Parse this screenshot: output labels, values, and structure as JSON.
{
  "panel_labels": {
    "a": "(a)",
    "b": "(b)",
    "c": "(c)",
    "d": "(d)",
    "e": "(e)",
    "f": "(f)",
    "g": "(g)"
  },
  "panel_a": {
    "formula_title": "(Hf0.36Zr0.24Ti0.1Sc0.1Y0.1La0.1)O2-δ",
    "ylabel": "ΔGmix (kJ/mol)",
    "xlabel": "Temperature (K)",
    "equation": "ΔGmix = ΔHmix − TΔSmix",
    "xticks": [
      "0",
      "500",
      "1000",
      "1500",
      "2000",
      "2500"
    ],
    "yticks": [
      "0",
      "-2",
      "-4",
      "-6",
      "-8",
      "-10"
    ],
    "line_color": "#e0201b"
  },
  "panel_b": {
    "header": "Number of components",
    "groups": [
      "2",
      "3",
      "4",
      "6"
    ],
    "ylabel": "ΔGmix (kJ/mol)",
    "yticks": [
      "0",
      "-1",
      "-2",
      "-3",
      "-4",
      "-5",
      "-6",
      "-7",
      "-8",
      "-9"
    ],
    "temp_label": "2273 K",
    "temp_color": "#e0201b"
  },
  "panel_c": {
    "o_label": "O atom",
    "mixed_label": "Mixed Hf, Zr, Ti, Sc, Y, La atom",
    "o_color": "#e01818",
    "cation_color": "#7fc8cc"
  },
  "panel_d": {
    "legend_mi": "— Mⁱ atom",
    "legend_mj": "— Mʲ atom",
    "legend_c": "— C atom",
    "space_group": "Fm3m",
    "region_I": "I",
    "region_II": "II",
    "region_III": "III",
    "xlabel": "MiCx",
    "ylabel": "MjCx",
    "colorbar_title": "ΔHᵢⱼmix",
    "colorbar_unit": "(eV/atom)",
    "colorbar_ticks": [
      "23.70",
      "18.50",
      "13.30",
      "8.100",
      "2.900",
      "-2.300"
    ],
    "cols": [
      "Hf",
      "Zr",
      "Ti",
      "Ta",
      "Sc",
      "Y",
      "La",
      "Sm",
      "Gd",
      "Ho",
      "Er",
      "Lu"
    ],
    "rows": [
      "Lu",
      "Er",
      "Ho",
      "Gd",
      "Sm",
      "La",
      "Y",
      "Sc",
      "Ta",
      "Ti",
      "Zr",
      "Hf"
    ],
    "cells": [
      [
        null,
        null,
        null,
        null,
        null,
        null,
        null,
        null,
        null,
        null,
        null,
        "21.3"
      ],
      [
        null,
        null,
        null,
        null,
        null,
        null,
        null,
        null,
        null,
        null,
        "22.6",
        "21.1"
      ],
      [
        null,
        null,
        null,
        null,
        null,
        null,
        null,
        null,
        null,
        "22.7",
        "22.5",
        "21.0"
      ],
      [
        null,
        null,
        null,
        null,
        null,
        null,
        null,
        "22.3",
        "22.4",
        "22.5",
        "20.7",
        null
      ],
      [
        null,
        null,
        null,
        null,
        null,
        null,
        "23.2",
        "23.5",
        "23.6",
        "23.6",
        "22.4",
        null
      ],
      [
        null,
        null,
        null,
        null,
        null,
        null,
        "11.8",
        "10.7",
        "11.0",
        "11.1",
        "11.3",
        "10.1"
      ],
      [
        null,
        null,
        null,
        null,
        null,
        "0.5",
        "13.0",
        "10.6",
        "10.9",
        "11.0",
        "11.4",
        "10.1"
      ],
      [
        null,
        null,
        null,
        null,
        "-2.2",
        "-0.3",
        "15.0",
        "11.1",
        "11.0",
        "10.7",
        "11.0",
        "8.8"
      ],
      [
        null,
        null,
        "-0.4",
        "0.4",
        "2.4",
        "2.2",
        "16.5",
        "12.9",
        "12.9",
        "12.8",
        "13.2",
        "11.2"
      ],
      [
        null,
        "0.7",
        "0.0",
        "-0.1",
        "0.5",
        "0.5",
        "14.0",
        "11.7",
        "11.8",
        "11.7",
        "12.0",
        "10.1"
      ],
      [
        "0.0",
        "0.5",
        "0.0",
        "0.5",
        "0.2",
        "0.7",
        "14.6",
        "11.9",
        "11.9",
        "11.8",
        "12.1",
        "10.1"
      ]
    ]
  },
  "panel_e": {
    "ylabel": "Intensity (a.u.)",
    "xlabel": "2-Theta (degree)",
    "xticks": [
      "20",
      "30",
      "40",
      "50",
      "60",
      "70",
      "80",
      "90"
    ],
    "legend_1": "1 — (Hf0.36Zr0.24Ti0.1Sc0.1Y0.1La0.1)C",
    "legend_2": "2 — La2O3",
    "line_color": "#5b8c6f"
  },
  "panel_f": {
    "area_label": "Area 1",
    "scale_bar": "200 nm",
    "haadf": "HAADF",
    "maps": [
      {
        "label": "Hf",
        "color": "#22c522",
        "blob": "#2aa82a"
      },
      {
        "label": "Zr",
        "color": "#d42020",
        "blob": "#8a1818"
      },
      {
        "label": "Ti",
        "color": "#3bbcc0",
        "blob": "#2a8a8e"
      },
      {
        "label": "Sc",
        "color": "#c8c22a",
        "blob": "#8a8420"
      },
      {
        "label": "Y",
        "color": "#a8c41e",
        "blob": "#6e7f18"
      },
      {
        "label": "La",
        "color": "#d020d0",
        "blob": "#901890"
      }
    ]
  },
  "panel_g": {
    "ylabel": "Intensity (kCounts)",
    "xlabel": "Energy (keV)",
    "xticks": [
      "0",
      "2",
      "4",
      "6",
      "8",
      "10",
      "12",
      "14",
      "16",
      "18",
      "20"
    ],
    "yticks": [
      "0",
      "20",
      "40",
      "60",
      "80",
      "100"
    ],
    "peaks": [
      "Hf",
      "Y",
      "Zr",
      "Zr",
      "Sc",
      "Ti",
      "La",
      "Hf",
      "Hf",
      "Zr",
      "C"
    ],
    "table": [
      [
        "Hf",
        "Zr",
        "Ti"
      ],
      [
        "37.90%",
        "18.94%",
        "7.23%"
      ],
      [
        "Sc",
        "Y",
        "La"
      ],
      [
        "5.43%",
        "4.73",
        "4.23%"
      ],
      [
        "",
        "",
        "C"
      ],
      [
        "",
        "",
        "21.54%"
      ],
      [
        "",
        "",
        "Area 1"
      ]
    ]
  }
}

### WRITTEN TASK
Without leaving anything out, give the entries again exactly.

### ANSWER TO THE EXERCISE
Parse this screenshot: output labels, values, and structure as JSON.
{
  "panel_labels": {
    "a": "(a)",
    "b": "(b)",
    "c": "(c)",
    "d": "(d)",
    "e": "(e)",
    "f": "(f)",
    "g": "(g)"
  },
  "panel_a": {
    "formula_title": "(Hf0.36Zr0.24Ti0.1Sc0.1Y0.1La0.1)O2-δ",
    "ylabel": "ΔGmix (kJ/mol)",
    "xlabel": "Temperature (K)",
    "equation": "ΔGmix = ΔHmix − TΔSmix",
    "xticks": [
      "0",
      "500",
      "1000",
      "1500",
      "2000",
      "2500"
    ],
    "yticks": [
      "0",
      "-2",
      "-4",
      "-6",
      "-8",
      "-10"
    ],
    "line_color": "#e0201b"
  },
  "panel_b": {
    "header": "Number of components",
    "groups": [
      "2",
      "3",
      "4",
      "6"
    ],
    "ylabel": "ΔGmix (kJ/mol)",
    "yticks": [
      "0",
      "-1",
      "-2",
      "-3",
      "-4",
      "-5",
      "-6",
      "-7",
      "-8",
      "-9"
    ],
    "temp_label": "2273 K",
    "temp_color": "#e0201b"
  },
  "panel_c": {
    "o_label": "O atom",
    "mixed_label": "Mixed Hf, Zr, Ti, Sc, Y, La atom",
    "o_color": "#e01818",
    "cation_color": "#7fc8cc"
  },
  "panel_d": {
    "legend_mi": "— Mⁱ atom",
    "legend_mj": "— Mʲ atom",
    "legend_c": "— C atom",
    "space_group": "Fm3m",
    "region_I": "I",
    "region_II": "II",
    "region_III": "III",
    "xlabel": "MiCx",
    "ylabel": "MjCx",
    "colorbar_title": "ΔHᵢⱼmix",
    "colorbar_unit": "(eV/atom)",
    "colorbar_ticks": [
      "23.70",
      "18.50",
      "13.30",
      "8.100",
      "2.900",
      "-2.300"
    ],
    "cols": [
      "Hf",
      "Zr",
      "Ti",
      "Ta",
      "Sc",
      "Y",
      "La",
      "Sm",
      "Gd",
      "Ho",
      "Er",
      "Lu"
    ],
    "rows": [
      "Lu",
      "Er",
      "Ho",
      "Gd",
      "Sm",
      "La",
      "Y",
      "Sc",
      "Ta",
      "Ti",
      "Zr",
      "Hf"
    ],
    "cells": [
      [
        null,
        null,
        null,
        null,
        null,
        null,
        null,
        null,
        null,
        null,
        null,
        "21.3"
      ],
      [
        null,
        null,
        null,
        null,
        null,
        null,
        null,
        null,
        null,
        null,
        "22.6",
        "21.1"
      ],
      [
        null,
        null,
        null,
        null,
        null,
        null,
        null,
        null,
        null,
        "22.7",
        "22.5",
        "21.0"
      ],
      [
        null,
        null,
        null,
        null,
        null,
        null,
        null,
        "22.3",
        "22.4",
        "22.5",
        "20.7",
        null
      ],
      [
        null,
        null,
        null,
        null,
        null,
        null,
        "23.2",
        "23.5",
        "23.6",
        "23.6",
        "22.4",
        null
      ],
      [
        null,
        null,
        null,
        null,
        null,
        null,
        "11.8",
        "10.7",
        "11.0",
        "11.1",
        "11.3",
        "10.1"
      ],
      [
        null,
        null,
        null,
        null,
        null,
        "0.5",
        "13.0",
        "10.6",
        "10.9",
        "11.0",
        "11.4",
        "10.1"
      ],
      [
        null,
        null,
        null,
        null,
        "-2.2",
        "-0.3",
        "15.0",
        "11.1",
        "11.0",
        "10.7",
        "11.0",
        "8.8"
      ],
      [
        null,
        null,
        "-0.4",
        "0.4",
        "2.4",
        "2.2",
        "16.5",
        "12.9",
        "12.9",
        "12.8",
        "13.2",
        "11.2"
      ],
      [
        null,
        "0.7",
        "0.0",
        "-0.1",
        "0.5",
        "0.5",
        "14.0",
        "11.7",
        "11.8",
        "11.7",
        "12.0",
        "10.1"
      ],
      [
        "0.0",
        "0.5",
        "0.0",
        "0.5",
        "0.2",
        "0.7",
        "14.6",
        "11.9",
        "11.9",
        "11.8",
        "12.1",
        "10.1"
      ]
    ]
  },
  "panel_e": {
    "ylabel": "Intensity (a.u.)",
    "xlabel": "2-Theta (degree)",
    "xticks": [
      "20",
      "30",
      "40",
      "50",
      "60",
      "70",
      "80",
      "90"
    ],
    "legend_1": "1 — (Hf0.36Zr0.24Ti0.1Sc0.1Y0.1La0.1)C",
    "legend_2": "2 — La2O3",
    "line_color": "#5b8c6f"
  },
  "panel_f": {
    "area_label": "Area 1",
    "scale_bar": "200 nm",
    "haadf": "HAADF",
    "maps": [
      {
        "label": "Hf",
        "color": "#22c522",
        "blob": "#2aa82a"
      },
      {
        "label": "Zr",
        "color": "#d42020",
        "blob": "#8a1818"
      },
      {
        "label": "Ti",
        "color": "#3bbcc0",
        "blob": "#2a8a8e"
      },
      {
        "label": "Sc",
        "color": "#c8c22a",
        "blob": "#8a8420"
      },
      {
        "label": "Y",
        "color": "#a8c41e",
        "blob": "#6e7f18"
      },
      {
        "label": "La",
        "color": "#d020d0",
        "blob": "#901890"
      }
    ]
  },
  "panel_g": {
    "ylabel": "Intensity (kCounts)",
    "xlabel": "Energy (keV)",
    "xticks": [
      "0",
      "2",
      "4",
      "6",
      "8",
      "10",
      "12",
      "14",
      "16",
      "18",
      "20"
    ],
    "yticks": [
      "0",
      "20",
      "40",
      "60",
      "80",
      "100"
    ],
    "peaks": [
      "Hf",
      "Y",
      "Zr",
      "Zr",
      "Sc",
      "Ti",
      "La",
      "Hf",
      "Hf",
      "Zr",
      "C"
    ],
    "table": [
      [
        "Hf",
        "Zr",
        "Ti"
      ],
      [
        "37.90%",
        "18.94%",
        "7.23%"
      ],
      [
        "Sc",
        "Y",
        "La"
      ],
      [
        "5.43%",
        "4.73",
        "4.23%"
      ],
      [
        "",
        "",
        "C"
      ],
      [
        "",
        "",
        "21.54%"
      ],
      [
        "",
        "",
        "Area 1"
      ]
    ]
  }
}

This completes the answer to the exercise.